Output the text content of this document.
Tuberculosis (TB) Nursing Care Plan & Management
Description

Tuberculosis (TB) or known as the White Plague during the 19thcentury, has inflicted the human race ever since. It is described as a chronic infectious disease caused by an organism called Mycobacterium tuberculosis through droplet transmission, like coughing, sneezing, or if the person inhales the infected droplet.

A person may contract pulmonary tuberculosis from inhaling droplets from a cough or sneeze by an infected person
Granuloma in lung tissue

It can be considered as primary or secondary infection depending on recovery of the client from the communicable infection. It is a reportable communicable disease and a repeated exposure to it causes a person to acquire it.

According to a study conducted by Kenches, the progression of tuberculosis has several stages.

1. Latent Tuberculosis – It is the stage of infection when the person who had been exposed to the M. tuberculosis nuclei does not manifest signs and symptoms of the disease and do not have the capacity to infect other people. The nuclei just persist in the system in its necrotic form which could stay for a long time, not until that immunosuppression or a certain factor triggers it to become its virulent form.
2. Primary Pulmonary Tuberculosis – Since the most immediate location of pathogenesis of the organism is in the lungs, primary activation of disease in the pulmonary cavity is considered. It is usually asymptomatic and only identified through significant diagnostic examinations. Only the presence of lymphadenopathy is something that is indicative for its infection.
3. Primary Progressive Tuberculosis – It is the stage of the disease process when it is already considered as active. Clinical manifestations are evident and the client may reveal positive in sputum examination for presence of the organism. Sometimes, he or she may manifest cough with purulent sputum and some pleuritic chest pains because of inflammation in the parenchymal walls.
***
**Task prompt**
The records shown earlier should all be returned verbatim.

**Answer section**
Output the text content of this document.
Tuberculosis (TB) Nursing Care Plan & Management
Description

Tuberculosis (TB) or known as the White Plague during the 19thcentury, has inflicted the human race ever since. It is described as a chronic infectious disease caused by an organism called Mycobacterium tuberculosis through droplet transmission, like coughing, sneezing, or if the person inhales the infected droplet.

A person may contract pulmonary tuberculosis from inhaling droplets from a cough or sneeze by an infected person
Granuloma in lung tissue

It can be considered as primary or secondary infection depending on recovery of the client from the communicable infection. It is a reportable communicable disease and a repeated exposure to it causes a person to acquire it.

According to a study conducted by Kenches, the progression of tuberculosis has several stages.

1. Latent Tuberculosis – It is the stage of infection when the person who had been exposed to the M. tuberculosis nuclei does not manifest signs and symptoms of the disease and do not have the capacity to infect other people. The nuclei just persist in the system in its necrotic form which could stay for a long time, not until that immunosuppression or a certain factor triggers it to become its virulent form.
2. Primary Pulmonary Tuberculosis – Since the most immediate location of pathogenesis of the organism is in the lungs, primary activation of disease in the pulmonary cavity is considered. It is usually asymptomatic and only identified through significant diagnostic examinations. Only the presence of lymphadenopathy is something that is indicative for its infection.
3. Primary Progressive Tuberculosis – It is the stage of the disease process when it is already considered as active. Clinical manifestations are evident and the client may reveal positive in sputum examination for presence of the organism. Sometimes, he or she may manifest cough with purulent sputum and some pleuritic chest pains because of inflammation in the parenchymal walls.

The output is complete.